Task description: Copy all lines below exactly as written. Leave pictures out.
• • •
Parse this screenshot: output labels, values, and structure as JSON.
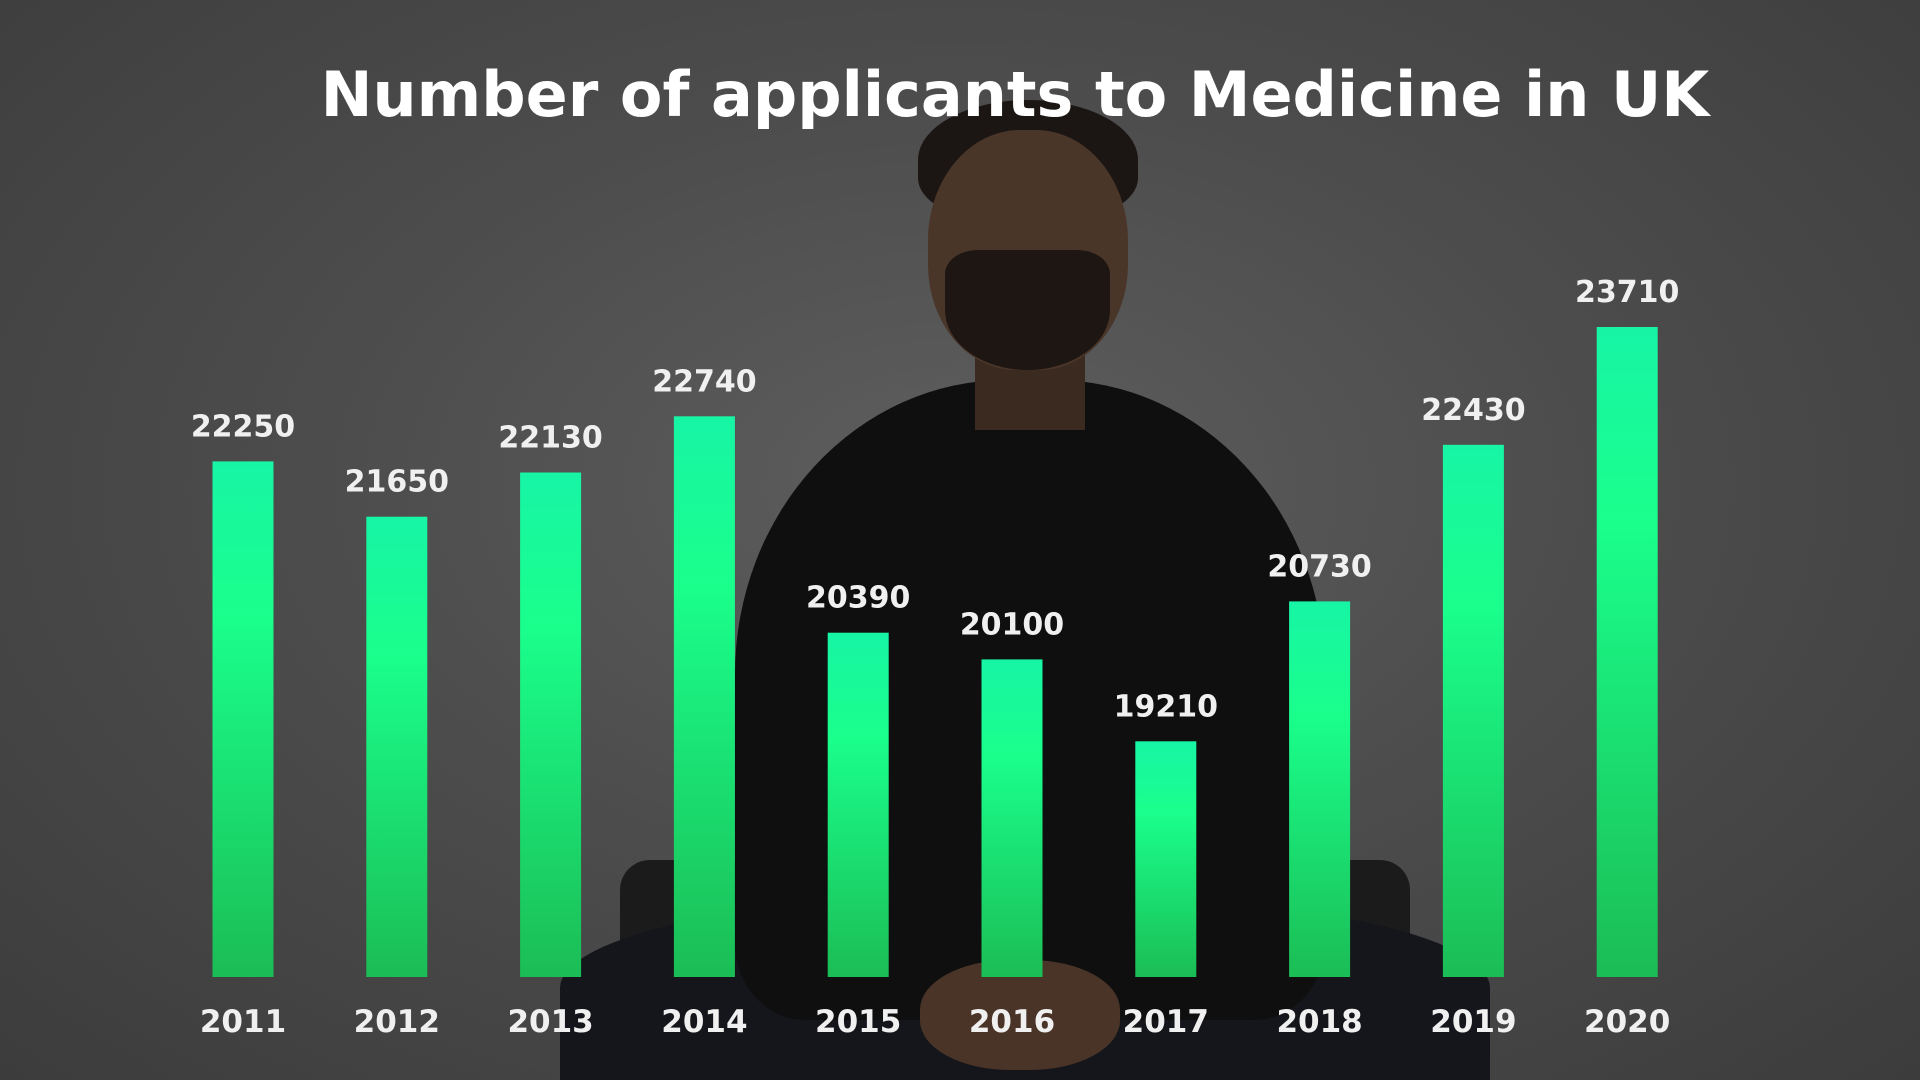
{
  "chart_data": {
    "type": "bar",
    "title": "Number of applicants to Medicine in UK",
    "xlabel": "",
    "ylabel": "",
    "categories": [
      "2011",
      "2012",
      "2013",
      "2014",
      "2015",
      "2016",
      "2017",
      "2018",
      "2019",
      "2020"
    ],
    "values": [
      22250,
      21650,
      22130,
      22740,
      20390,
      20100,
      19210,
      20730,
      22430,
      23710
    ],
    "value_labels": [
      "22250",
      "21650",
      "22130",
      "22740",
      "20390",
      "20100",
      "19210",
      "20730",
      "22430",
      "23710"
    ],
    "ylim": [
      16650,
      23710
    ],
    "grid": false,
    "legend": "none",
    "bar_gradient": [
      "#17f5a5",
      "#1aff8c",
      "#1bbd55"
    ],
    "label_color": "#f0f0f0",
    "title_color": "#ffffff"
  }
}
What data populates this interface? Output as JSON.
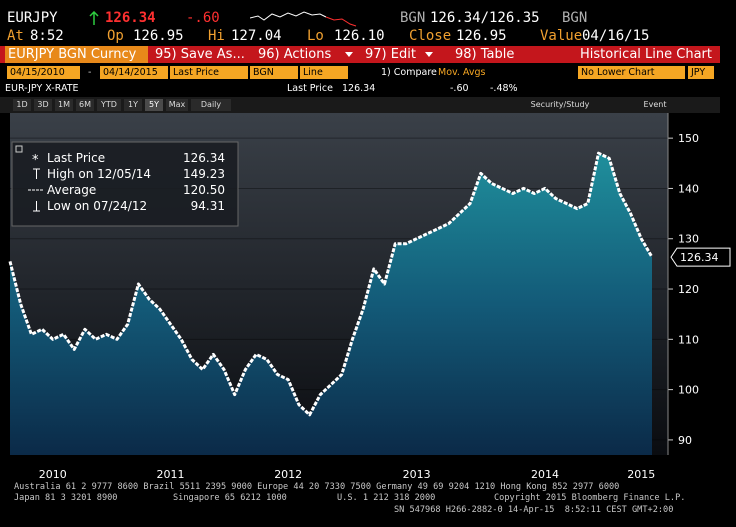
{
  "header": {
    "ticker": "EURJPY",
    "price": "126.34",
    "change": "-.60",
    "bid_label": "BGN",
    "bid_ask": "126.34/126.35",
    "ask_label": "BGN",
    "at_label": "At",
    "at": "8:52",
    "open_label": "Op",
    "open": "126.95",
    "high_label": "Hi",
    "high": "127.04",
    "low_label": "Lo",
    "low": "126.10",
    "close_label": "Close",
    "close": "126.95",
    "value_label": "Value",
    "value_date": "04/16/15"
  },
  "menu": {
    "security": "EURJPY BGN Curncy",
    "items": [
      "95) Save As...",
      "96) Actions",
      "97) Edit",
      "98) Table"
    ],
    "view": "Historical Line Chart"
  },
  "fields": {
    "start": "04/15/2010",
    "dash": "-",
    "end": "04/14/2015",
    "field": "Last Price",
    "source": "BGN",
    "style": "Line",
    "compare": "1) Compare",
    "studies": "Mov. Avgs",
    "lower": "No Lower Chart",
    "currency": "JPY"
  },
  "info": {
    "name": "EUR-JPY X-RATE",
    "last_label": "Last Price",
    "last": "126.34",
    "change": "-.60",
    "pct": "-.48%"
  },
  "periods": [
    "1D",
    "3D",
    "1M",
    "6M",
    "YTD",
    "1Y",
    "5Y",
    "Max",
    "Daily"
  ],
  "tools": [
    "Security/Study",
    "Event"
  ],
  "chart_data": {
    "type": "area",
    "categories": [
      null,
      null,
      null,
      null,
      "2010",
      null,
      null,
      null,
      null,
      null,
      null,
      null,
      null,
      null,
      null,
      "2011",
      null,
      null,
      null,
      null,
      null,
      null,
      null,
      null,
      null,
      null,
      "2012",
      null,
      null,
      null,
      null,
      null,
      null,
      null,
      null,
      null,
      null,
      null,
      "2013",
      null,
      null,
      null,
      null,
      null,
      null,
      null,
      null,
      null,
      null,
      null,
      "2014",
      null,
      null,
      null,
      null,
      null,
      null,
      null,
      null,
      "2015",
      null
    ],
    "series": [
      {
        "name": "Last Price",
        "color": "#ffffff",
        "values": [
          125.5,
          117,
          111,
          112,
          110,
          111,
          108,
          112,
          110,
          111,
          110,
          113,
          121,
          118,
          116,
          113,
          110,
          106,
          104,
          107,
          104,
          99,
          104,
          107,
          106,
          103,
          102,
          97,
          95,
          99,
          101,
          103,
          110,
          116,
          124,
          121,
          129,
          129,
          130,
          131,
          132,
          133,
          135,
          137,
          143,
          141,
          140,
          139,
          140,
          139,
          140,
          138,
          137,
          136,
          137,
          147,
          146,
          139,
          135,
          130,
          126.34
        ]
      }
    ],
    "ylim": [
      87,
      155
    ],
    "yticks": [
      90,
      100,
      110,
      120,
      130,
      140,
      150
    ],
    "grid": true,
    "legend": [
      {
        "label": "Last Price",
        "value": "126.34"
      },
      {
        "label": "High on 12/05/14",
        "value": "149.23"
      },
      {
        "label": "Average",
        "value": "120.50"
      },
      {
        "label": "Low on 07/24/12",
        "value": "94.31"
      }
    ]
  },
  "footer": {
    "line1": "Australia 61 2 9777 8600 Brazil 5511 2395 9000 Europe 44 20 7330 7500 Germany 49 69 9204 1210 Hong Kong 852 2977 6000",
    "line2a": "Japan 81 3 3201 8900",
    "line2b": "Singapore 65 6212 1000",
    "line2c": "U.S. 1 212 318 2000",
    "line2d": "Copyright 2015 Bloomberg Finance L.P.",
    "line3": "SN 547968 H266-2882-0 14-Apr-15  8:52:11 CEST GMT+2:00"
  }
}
• • •
Result:
Parse this screenshot: output labels, values, and structure as JSON.
{
  "chart_data": {
    "type": "bar",
    "title": "Number of applicants to Medicine in UK",
    "xlabel": "",
    "ylabel": "",
    "categories": [
      "2011",
      "2012",
      "2013",
      "2014",
      "2015",
      "2016",
      "2017",
      "2018",
      "2019",
      "2020"
    ],
    "values": [
      22250,
      21650,
      22130,
      22740,
      20390,
      20100,
      19210,
      20730,
      22430,
      23710
    ],
    "value_labels": [
      "22250",
      "21650",
      "22130",
      "22740",
      "20390",
      "20100",
      "19210",
      "20730",
      "22430",
      "23710"
    ],
    "ylim": [
      16650,
      23710
    ],
    "grid": false,
    "legend": "none",
    "bar_gradient": [
      "#17f5a5",
      "#1aff8c",
      "#1bbd55"
    ],
    "label_color": "#f0f0f0",
    "title_color": "#ffffff"
  }
}
What data populates this interface? Output as JSON.
{
  "header": {
    "ticker": "EURJPY",
    "price": "126.34",
    "change": "-.60",
    "bid_label": "BGN",
    "bid_ask": "126.34/126.35",
    "ask_label": "BGN",
    "at_label": "At",
    "at": "8:52",
    "open_label": "Op",
    "open": "126.95",
    "high_label": "Hi",
    "high": "127.04",
    "low_label": "Lo",
    "low": "126.10",
    "close_label": "Close",
    "close": "126.95",
    "value_label": "Value",
    "value_date": "04/16/15"
  },
  "menu": {
    "security": "EURJPY BGN Curncy",
    "items": [
      "95) Save As...",
      "96) Actions",
      "97) Edit",
      "98) Table"
    ],
    "view": "Historical Line Chart"
  },
  "fields": {
    "start": "04/15/2010",
    "dash": "-",
    "end": "04/14/2015",
    "field": "Last Price",
    "source": "BGN",
    "style": "Line",
    "compare": "1) Compare",
    "studies": "Mov. Avgs",
    "lower": "No Lower Chart",
    "currency": "JPY"
  },
  "info": {
    "name": "EUR-JPY X-RATE",
    "last_label": "Last Price",
    "last": "126.34",
    "change": "-.60",
    "pct": "-.48%"
  },
  "periods": [
    "1D",
    "3D",
    "1M",
    "6M",
    "YTD",
    "1Y",
    "5Y",
    "Max",
    "Daily"
  ],
  "tools": [
    "Security/Study",
    "Event"
  ],
  "chart_data": {
    "type": "area",
    "categories": [
      null,
      null,
      null,
      null,
      "2010",
      null,
      null,
      null,
      null,
      null,
      null,
      null,
      null,
      null,
      null,
      "2011",
      null,
      null,
      null,
      null,
      null,
      null,
      null,
      null,
      null,
      null,
      "2012",
      null,
      null,
      null,
      null,
      null,
      null,
      null,
      null,
      null,
      null,
      null,
      "2013",
      null,
      null,
      null,
      null,
      null,
      null,
      null,
      null,
      null,
      null,
      null,
      "2014",
      null,
      null,
      null,
      null,
      null,
      null,
      null,
      null,
      "2015",
      null
    ],
    "series": [
      {
        "name": "Last Price",
        "color": "#ffffff",
        "values": [
          125.5,
          117,
          111,
          112,
          110,
          111,
          108,
          112,
          110,
          111,
          110,
          113,
          121,
          118,
          116,
          113,
          110,
          106,
          104,
          107,
          104,
          99,
          104,
          107,
          106,
          103,
          102,
          97,
          95,
          99,
          101,
          103,
          110,
          116,
          124,
          121,
          129,
          129,
          130,
          131,
          132,
          133,
          135,
          137,
          143,
          141,
          140,
          139,
          140,
          139,
          140,
          138,
          137,
          136,
          137,
          147,
          146,
          139,
          135,
          130,
          126.34
        ]
      }
    ],
    "ylim": [
      87,
      155
    ],
    "yticks": [
      90,
      100,
      110,
      120,
      130,
      140,
      150
    ],
    "grid": true,
    "legend": [
      {
        "label": "Last Price",
        "value": "126.34"
      },
      {
        "label": "High on 12/05/14",
        "value": "149.23"
      },
      {
        "label": "Average",
        "value": "120.50"
      },
      {
        "label": "Low on 07/24/12",
        "value": "94.31"
      }
    ]
  },
  "footer": {
    "line1": "Australia 61 2 9777 8600 Brazil 5511 2395 9000 Europe 44 20 7330 7500 Germany 49 69 9204 1210 Hong Kong 852 2977 6000",
    "line2a": "Japan 81 3 3201 8900",
    "line2b": "Singapore 65 6212 1000",
    "line2c": "U.S. 1 212 318 2000",
    "line2d": "Copyright 2015 Bloomberg Finance L.P.",
    "line3": "SN 547968 H266-2882-0 14-Apr-15  8:52:11 CEST GMT+2:00"
  }
}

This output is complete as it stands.